--- EXERCISE GOAL ---
Pull out every line with the word "Fiber".

◆ ◆ ◆ ◆ ◆

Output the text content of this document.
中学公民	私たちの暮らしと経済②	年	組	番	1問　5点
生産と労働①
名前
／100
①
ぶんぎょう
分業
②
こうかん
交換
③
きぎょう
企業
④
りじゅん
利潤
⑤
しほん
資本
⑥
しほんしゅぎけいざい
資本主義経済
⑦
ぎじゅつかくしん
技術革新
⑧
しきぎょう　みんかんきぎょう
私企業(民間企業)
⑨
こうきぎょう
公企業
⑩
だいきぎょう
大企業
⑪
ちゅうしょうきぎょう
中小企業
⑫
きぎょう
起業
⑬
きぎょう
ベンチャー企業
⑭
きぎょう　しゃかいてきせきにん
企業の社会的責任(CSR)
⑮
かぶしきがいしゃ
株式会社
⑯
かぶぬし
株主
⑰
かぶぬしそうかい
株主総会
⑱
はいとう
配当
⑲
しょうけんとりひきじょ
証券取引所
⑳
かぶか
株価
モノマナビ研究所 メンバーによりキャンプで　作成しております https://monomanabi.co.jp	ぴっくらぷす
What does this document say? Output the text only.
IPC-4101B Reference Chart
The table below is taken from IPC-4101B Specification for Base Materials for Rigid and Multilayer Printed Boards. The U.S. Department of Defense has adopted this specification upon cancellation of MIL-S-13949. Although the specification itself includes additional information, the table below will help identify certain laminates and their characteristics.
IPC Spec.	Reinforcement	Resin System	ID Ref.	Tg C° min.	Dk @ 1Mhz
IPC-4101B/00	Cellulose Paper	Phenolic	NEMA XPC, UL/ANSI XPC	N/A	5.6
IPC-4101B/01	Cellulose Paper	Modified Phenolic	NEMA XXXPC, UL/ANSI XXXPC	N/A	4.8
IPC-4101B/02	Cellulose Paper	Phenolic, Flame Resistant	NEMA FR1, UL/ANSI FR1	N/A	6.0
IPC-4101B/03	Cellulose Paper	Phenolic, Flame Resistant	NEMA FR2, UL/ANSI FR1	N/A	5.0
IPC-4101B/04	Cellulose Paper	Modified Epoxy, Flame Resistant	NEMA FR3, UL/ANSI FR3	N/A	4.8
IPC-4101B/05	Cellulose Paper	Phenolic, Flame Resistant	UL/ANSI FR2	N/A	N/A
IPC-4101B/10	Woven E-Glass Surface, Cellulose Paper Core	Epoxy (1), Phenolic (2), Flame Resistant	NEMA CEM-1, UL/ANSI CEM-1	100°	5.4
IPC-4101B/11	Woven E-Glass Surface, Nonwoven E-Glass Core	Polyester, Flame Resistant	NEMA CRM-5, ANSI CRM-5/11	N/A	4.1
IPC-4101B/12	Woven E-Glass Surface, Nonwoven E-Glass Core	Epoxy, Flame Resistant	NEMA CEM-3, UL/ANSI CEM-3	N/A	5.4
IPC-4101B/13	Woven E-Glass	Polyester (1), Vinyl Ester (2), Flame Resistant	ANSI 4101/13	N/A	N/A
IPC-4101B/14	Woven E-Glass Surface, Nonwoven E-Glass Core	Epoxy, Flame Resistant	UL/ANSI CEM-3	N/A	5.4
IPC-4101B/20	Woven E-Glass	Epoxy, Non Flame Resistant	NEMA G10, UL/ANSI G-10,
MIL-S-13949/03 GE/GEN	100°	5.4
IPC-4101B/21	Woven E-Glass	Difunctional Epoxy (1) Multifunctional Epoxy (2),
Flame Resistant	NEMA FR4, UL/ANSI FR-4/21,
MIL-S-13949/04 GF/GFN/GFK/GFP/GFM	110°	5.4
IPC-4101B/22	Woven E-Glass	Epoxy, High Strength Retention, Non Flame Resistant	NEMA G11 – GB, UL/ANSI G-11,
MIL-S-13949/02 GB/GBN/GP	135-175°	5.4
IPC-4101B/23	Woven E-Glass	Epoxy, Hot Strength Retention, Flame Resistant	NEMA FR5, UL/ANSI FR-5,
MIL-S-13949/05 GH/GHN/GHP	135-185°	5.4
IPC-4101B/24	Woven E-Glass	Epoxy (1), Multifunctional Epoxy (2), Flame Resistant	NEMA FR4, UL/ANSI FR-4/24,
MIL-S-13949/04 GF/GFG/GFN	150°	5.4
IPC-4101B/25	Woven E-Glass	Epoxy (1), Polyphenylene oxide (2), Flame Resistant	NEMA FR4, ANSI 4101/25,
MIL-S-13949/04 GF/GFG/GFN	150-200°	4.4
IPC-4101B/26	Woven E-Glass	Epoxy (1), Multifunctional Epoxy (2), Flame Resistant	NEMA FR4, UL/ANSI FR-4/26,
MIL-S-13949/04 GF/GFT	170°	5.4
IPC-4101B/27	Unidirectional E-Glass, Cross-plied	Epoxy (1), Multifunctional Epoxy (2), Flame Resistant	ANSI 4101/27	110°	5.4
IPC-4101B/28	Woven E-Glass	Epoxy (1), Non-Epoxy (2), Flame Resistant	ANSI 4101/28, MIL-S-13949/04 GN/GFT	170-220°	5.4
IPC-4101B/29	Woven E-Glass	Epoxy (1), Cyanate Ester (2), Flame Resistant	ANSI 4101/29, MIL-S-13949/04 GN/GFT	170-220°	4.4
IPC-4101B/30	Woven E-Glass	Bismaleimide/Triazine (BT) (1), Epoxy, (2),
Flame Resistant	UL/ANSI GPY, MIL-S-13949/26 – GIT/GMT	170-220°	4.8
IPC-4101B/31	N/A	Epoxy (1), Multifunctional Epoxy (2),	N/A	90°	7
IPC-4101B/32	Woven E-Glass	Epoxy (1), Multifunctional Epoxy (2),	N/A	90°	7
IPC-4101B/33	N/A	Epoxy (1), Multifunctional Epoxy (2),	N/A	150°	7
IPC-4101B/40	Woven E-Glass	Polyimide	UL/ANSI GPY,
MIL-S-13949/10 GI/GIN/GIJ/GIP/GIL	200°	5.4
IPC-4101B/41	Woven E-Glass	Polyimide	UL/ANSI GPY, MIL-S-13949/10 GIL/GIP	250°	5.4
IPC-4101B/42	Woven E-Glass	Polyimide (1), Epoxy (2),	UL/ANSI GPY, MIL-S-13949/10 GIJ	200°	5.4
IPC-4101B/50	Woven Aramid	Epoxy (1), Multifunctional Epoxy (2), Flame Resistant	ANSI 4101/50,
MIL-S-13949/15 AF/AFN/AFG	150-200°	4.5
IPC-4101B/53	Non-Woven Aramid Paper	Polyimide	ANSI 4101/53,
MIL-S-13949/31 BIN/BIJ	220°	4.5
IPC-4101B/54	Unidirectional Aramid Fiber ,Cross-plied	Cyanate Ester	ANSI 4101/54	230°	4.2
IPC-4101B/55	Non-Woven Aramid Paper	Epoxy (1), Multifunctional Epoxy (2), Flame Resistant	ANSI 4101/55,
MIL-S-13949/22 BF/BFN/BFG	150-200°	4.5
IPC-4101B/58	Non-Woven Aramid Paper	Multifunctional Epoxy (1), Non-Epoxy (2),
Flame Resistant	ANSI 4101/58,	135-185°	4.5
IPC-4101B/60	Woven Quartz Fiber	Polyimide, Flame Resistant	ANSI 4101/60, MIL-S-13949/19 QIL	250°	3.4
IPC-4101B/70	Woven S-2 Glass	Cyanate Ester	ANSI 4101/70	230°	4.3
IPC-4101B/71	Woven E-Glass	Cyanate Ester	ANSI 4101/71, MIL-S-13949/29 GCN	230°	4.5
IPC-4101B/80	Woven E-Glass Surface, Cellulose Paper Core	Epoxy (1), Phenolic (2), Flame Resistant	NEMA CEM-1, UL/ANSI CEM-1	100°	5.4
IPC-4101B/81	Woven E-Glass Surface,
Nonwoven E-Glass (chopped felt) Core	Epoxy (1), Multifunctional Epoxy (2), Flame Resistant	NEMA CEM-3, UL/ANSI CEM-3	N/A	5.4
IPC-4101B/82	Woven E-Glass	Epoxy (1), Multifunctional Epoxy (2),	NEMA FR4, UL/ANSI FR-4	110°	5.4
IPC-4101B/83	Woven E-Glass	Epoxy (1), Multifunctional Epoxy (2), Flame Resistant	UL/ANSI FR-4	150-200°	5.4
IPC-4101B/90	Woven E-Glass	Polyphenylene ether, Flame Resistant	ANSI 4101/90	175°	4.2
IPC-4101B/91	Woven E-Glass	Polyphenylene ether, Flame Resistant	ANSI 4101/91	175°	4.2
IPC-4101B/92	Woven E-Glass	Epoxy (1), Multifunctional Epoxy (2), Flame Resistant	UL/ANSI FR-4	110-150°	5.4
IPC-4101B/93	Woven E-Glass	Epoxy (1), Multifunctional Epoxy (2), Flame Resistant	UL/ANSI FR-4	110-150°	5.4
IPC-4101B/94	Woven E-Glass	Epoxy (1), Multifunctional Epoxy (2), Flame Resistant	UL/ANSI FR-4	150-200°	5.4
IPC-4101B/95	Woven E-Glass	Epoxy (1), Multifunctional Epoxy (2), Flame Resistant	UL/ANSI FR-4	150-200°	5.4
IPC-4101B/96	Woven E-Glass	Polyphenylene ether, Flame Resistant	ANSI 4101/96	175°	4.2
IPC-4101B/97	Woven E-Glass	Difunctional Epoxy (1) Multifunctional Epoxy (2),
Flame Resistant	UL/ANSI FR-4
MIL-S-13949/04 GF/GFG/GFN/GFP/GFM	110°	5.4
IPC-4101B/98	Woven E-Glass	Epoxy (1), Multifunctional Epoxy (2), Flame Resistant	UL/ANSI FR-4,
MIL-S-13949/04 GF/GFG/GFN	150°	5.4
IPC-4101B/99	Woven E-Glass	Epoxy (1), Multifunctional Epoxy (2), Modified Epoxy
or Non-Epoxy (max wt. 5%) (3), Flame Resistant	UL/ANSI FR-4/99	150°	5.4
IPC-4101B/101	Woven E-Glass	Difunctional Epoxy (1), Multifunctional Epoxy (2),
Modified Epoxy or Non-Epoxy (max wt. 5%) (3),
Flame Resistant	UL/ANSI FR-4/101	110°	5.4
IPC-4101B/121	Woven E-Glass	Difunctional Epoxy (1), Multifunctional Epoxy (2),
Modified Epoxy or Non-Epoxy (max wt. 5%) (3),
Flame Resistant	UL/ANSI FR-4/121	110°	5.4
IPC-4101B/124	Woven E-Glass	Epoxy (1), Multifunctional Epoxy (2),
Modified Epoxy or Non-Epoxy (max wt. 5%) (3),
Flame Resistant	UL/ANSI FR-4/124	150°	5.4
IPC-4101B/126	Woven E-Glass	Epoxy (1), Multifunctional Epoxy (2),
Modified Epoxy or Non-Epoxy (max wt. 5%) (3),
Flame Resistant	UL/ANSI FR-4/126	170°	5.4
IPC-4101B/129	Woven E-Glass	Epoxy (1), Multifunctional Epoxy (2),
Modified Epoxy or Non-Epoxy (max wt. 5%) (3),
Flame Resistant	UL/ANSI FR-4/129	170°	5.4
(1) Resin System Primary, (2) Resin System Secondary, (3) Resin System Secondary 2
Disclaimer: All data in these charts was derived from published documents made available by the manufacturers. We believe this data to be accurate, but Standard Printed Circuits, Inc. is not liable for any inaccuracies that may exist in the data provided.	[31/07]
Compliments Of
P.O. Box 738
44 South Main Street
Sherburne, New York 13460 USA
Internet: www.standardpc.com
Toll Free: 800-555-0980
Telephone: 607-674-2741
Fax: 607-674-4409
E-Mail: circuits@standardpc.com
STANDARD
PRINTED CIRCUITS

◆ ◆ ◆ ◆ ◆

--- RESPONSE FOR THIS EXERCISE ---
IPC-4101B/54	Unidirectional Aramid Fiber ,Cross-plied	Cyanate Ester	ANSI 4101/54	230°	4.2
IPC-4101B/60	Woven Quartz Fiber	Polyimide, Flame Resistant	ANSI 4101/60, MIL-S-13949/19 QIL	250°	3.4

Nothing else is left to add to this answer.